### Data lines ###

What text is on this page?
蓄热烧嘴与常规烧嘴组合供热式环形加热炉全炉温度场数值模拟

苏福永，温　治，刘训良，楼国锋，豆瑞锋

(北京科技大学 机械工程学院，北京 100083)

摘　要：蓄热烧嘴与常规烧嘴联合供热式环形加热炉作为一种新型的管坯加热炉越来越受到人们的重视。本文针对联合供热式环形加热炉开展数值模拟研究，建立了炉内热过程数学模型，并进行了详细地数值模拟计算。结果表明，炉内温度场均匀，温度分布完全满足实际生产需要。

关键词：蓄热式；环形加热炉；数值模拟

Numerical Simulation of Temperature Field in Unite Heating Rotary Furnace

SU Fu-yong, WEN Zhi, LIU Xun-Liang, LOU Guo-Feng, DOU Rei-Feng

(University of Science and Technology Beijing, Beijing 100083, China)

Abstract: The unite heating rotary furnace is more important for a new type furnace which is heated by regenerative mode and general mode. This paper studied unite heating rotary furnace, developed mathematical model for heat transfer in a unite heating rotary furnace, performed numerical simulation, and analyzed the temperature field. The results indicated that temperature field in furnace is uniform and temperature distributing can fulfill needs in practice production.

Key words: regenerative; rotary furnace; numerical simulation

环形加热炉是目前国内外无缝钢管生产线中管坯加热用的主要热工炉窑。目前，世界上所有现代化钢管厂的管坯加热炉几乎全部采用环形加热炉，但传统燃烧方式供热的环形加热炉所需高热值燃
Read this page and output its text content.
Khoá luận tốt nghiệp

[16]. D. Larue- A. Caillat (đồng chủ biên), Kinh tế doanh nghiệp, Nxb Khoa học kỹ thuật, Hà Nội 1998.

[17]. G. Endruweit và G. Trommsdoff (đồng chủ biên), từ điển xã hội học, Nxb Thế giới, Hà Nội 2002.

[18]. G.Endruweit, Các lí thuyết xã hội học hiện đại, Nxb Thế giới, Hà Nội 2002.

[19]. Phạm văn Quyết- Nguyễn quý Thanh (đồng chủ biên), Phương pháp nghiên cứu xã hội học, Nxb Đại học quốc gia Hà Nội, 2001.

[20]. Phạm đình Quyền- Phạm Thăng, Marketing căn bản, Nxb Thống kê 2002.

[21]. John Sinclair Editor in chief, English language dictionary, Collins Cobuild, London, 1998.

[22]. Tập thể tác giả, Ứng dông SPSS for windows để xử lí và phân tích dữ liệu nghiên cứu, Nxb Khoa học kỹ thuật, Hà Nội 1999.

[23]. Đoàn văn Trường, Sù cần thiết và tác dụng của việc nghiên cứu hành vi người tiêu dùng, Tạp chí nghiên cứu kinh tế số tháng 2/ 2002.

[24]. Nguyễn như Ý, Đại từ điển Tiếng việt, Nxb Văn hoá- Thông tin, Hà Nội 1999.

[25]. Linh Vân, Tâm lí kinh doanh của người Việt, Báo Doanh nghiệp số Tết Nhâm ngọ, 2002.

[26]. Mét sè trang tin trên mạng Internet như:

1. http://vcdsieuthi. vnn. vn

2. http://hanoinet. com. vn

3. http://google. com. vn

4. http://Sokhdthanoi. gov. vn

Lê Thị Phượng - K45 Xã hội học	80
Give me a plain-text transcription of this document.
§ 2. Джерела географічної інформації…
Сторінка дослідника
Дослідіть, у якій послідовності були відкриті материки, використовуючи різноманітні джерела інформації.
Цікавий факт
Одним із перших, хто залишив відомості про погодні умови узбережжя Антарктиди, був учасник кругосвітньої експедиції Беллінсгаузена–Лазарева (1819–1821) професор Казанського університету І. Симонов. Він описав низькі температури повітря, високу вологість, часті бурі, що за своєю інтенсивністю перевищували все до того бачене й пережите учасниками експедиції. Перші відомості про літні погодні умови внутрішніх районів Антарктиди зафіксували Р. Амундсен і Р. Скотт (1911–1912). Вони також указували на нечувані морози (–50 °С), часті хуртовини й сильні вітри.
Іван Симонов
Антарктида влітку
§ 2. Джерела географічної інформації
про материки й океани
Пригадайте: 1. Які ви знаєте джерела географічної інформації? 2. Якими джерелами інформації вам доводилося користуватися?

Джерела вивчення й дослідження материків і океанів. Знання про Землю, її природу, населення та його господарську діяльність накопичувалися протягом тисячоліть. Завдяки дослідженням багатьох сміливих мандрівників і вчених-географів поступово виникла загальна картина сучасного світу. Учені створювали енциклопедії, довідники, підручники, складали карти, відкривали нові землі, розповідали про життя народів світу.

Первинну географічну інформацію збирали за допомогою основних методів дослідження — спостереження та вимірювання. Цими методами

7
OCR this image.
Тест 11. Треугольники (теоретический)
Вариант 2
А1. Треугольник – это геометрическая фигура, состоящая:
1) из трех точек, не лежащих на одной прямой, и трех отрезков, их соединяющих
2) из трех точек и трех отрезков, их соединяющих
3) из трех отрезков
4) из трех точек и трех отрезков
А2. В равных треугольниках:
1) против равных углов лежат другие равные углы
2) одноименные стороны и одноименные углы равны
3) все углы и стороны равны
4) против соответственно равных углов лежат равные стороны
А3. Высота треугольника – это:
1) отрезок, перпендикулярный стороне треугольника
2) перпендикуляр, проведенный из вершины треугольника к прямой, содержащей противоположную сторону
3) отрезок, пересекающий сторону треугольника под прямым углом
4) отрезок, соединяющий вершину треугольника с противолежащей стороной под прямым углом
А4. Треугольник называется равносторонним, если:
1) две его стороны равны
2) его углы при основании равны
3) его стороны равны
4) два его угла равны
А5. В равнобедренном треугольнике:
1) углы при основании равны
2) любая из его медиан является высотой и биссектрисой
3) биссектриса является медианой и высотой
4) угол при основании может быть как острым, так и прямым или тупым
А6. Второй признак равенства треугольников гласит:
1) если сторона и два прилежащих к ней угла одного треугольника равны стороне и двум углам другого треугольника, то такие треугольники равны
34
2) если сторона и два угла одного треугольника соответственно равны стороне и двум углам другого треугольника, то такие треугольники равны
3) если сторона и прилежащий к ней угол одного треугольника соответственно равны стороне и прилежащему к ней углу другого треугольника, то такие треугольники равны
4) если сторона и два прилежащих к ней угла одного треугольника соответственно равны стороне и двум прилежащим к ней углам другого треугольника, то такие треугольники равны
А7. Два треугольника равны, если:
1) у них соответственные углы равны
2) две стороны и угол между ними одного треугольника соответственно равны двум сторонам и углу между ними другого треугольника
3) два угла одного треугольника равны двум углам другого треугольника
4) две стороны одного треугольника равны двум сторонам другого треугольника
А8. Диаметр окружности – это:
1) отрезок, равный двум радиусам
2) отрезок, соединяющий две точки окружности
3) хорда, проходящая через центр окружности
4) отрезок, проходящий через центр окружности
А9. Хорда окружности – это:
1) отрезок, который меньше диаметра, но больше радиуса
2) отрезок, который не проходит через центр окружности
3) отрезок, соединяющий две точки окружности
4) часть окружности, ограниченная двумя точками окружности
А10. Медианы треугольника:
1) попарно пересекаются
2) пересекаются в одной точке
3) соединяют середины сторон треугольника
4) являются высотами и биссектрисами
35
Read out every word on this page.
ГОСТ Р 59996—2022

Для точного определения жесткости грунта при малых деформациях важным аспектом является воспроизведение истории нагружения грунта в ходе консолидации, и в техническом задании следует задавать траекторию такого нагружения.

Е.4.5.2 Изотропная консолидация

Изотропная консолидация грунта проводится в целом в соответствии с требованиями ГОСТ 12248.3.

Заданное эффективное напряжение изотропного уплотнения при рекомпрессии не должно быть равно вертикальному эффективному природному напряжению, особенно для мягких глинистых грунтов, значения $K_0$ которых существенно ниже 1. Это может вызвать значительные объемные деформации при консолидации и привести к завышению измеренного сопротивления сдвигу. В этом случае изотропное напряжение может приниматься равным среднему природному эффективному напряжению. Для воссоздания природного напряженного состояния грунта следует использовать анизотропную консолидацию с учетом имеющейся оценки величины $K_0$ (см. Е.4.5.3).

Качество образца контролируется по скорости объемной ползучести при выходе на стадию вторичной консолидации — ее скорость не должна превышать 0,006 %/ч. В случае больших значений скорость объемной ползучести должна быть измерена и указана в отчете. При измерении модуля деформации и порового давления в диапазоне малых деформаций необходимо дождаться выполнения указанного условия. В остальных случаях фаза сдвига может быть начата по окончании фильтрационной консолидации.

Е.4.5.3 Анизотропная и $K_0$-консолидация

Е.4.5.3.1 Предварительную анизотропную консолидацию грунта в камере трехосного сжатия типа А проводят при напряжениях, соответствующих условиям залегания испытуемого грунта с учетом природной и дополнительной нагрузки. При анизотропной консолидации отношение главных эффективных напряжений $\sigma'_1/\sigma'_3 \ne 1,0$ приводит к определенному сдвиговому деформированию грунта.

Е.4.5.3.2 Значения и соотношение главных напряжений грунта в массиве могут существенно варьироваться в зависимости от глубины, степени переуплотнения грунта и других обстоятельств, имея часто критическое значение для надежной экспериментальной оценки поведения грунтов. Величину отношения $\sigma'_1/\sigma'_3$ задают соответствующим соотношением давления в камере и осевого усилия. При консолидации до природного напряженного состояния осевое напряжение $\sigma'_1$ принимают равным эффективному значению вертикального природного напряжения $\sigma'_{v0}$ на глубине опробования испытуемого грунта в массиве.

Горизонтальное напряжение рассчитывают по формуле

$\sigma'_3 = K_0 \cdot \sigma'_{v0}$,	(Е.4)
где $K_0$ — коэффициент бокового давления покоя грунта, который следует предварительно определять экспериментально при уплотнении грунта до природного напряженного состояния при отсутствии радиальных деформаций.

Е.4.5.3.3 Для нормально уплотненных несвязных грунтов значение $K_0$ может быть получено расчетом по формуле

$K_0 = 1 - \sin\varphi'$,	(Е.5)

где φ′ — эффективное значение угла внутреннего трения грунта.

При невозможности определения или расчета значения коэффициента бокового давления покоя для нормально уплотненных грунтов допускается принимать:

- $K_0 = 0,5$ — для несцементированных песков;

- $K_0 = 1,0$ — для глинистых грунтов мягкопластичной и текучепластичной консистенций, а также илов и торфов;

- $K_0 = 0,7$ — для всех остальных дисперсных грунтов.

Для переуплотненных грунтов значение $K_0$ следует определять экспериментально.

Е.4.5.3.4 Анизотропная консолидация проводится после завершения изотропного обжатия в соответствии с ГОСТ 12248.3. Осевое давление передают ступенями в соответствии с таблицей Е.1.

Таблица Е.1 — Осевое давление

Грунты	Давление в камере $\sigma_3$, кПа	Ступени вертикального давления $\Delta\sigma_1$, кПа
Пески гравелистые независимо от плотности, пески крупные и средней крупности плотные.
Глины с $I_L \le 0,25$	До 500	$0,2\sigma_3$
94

###

* **What you will do**
Search the entries for the word "thuật" and pick out every line that holds it.

* **Exercise output**
[16]. D. Larue- A. Caillat (đồng chủ biên), Kinh tế doanh nghiệp, Nxb Khoa học kỹ thuật, Hà Nội 1998.
[22]. Tập thể tác giả, Ứng dông SPSS for windows để xử lí và phân tích dữ liệu nghiên cứu, Nxb Khoa học kỹ thuật, Hà Nội 1999.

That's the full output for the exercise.